PROMPT | Copy out the entries word for word, starting at the line that contains "Patent image size: (930, 809)." and ending at the line that contains "The section line 12-12 is at (774, 203).".

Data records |
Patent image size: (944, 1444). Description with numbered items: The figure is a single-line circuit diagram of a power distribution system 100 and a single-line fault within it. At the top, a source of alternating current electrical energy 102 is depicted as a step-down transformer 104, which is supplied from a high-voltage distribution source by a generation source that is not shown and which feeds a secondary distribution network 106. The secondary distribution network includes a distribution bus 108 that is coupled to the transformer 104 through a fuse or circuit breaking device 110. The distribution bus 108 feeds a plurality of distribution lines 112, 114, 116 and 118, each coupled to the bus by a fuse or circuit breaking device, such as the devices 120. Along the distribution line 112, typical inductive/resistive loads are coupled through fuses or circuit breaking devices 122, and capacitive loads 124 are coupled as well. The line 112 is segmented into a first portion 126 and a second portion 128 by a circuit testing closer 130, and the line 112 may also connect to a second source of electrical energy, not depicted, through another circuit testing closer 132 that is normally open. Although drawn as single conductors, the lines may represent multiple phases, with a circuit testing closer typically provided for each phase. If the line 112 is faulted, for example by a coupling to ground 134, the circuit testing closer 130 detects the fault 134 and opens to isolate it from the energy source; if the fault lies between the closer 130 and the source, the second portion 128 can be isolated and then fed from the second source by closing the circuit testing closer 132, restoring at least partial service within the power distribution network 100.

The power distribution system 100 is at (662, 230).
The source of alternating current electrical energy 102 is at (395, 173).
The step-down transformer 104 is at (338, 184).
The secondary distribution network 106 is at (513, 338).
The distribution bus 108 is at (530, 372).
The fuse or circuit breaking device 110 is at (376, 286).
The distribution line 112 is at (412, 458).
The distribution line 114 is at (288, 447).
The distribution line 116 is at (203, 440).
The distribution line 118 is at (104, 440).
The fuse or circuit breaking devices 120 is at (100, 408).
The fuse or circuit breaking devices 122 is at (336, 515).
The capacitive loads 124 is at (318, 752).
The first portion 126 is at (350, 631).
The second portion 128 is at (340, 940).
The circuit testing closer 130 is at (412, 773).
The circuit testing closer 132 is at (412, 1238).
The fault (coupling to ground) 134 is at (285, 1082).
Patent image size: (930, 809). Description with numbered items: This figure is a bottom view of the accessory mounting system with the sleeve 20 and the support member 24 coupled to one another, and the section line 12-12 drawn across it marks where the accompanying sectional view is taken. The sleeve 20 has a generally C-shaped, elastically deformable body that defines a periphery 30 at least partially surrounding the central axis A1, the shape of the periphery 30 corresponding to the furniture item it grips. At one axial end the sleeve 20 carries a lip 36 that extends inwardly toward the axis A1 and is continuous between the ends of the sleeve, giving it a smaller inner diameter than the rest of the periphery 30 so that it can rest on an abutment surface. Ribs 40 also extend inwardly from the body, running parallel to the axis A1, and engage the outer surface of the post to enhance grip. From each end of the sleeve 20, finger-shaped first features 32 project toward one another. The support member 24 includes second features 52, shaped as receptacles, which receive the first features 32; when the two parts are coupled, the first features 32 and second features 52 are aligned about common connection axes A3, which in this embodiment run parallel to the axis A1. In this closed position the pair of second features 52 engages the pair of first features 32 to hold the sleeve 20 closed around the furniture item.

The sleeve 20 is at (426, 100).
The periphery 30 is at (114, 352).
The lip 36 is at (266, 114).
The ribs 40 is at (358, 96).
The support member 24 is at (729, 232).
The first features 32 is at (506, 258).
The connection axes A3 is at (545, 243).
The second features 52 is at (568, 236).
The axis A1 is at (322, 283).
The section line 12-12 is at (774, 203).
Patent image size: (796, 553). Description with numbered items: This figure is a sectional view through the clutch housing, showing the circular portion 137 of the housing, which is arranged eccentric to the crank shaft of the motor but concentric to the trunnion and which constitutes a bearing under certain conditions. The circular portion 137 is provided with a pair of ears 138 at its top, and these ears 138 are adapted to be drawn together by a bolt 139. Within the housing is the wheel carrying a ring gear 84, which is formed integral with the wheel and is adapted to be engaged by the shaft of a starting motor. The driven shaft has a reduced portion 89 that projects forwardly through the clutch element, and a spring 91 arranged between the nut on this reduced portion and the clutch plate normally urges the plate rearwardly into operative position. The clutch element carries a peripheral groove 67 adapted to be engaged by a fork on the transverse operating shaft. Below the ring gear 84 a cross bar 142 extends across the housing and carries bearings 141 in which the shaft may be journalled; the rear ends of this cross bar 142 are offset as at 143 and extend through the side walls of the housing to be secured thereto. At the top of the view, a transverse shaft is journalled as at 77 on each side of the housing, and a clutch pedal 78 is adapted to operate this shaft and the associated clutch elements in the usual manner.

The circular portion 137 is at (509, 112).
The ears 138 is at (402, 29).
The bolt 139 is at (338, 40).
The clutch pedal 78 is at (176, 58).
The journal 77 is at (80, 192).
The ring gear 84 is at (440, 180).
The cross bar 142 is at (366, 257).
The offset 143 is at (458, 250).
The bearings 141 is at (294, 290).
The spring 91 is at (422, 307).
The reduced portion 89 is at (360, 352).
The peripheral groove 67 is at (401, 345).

RESPONSE TO THIS EXERCISE |
Patent image size: (930, 809). Description with numbered items: This figure is a bottom view of the accessory mounting system with the sleeve 20 and the support member 24 coupled to one another, and the section line 12-12 drawn across it marks where the accompanying sectional view is taken. The sleeve 20 has a generally C-shaped, elastically deformable body that defines a periphery 30 at least partially surrounding the central axis A1, the shape of the periphery 30 corresponding to the furniture item it grips. At one axial end the sleeve 20 carries a lip 36 that extends inwardly toward the axis A1 and is continuous between the ends of the sleeve, giving it a smaller inner diameter than the rest of the periphery 30 so that it can rest on an abutment surface. Ribs 40 also extend inwardly from the body, running parallel to the axis A1, and engage the outer surface of the post to enhance grip. From each end of the sleeve 20, finger-shaped first features 32 project toward one another. The support member 24 includes second features 52, shaped as receptacles, which receive the first features 32; when the two parts are coupled, the first features 32 and second features 52 are aligned about common connection axes A3, which in this embodiment run parallel to the axis A1. In this closed position the pair of second features 52 engages the pair of first features 32 to hold the sleeve 20 closed around the furniture item.

The sleeve 20 is at (426, 100).
The periphery 30 is at (114, 352).
The lip 36 is at (266, 114).
The ribs 40 is at (358, 96).
The support member 24 is at (729, 232).
The first features 32 is at (506, 258).
The connection axes A3 is at (545, 243).
The second features 52 is at (568, 236).
The axis A1 is at (322, 283).
The section line 12-12 is at (774, 203).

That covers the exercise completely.